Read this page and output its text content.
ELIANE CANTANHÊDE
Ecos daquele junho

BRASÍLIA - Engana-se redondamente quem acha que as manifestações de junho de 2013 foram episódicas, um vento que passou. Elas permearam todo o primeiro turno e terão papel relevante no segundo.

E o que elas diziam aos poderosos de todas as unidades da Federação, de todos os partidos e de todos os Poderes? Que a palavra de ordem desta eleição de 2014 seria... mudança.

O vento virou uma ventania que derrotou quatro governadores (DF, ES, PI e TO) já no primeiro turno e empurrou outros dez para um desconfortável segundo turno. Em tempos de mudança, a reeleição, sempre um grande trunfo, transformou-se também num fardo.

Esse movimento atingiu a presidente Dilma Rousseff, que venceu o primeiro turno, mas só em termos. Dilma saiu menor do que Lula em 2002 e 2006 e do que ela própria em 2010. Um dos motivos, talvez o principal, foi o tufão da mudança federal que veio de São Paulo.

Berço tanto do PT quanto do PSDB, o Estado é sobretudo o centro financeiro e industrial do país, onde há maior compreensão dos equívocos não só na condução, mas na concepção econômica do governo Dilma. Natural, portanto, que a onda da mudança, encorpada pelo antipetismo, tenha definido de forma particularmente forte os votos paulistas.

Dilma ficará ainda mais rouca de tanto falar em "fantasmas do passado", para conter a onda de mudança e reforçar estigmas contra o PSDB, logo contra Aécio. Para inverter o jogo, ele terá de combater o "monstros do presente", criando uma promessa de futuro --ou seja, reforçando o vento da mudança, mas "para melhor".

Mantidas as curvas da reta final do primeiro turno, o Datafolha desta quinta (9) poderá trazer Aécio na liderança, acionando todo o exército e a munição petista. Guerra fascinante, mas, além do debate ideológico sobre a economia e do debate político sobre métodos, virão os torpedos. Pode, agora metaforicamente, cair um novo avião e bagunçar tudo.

_Required task_
Using the material above, print every entry exactly as written.

_Output below_
Read this page and output its text content.
ELIANE CANTANHÊDE
Ecos daquele junho

BRASÍLIA - Engana-se redondamente quem acha que as manifestações de junho de 2013 foram episódicas, um vento que passou. Elas permearam todo o primeiro turno e terão papel relevante no segundo.

E o que elas diziam aos poderosos de todas as unidades da Federação, de todos os partidos e de todos os Poderes? Que a palavra de ordem desta eleição de 2014 seria... mudança.

O vento virou uma ventania que derrotou quatro governadores (DF, ES, PI e TO) já no primeiro turno e empurrou outros dez para um desconfortável segundo turno. Em tempos de mudança, a reeleição, sempre um grande trunfo, transformou-se também num fardo.

Esse movimento atingiu a presidente Dilma Rousseff, que venceu o primeiro turno, mas só em termos. Dilma saiu menor do que Lula em 2002 e 2006 e do que ela própria em 2010. Um dos motivos, talvez o principal, foi o tufão da mudança federal que veio de São Paulo.

Berço tanto do PT quanto do PSDB, o Estado é sobretudo o centro financeiro e industrial do país, onde há maior compreensão dos equívocos não só na condução, mas na concepção econômica do governo Dilma. Natural, portanto, que a onda da mudança, encorpada pelo antipetismo, tenha definido de forma particularmente forte os votos paulistas.

Dilma ficará ainda mais rouca de tanto falar em "fantasmas do passado", para conter a onda de mudança e reforçar estigmas contra o PSDB, logo contra Aécio. Para inverter o jogo, ele terá de combater o "monstros do presente", criando uma promessa de futuro --ou seja, reforçando o vento da mudança, mas "para melhor".

Mantidas as curvas da reta final do primeiro turno, o Datafolha desta quinta (9) poderá trazer Aécio na liderança, acionando todo o exército e a munição petista. Guerra fascinante, mas, além do debate ideológico sobre a economia e do debate político sobre métodos, virão os torpedos. Pode, agora metaforicamente, cair um novo avião e bagunçar tudo.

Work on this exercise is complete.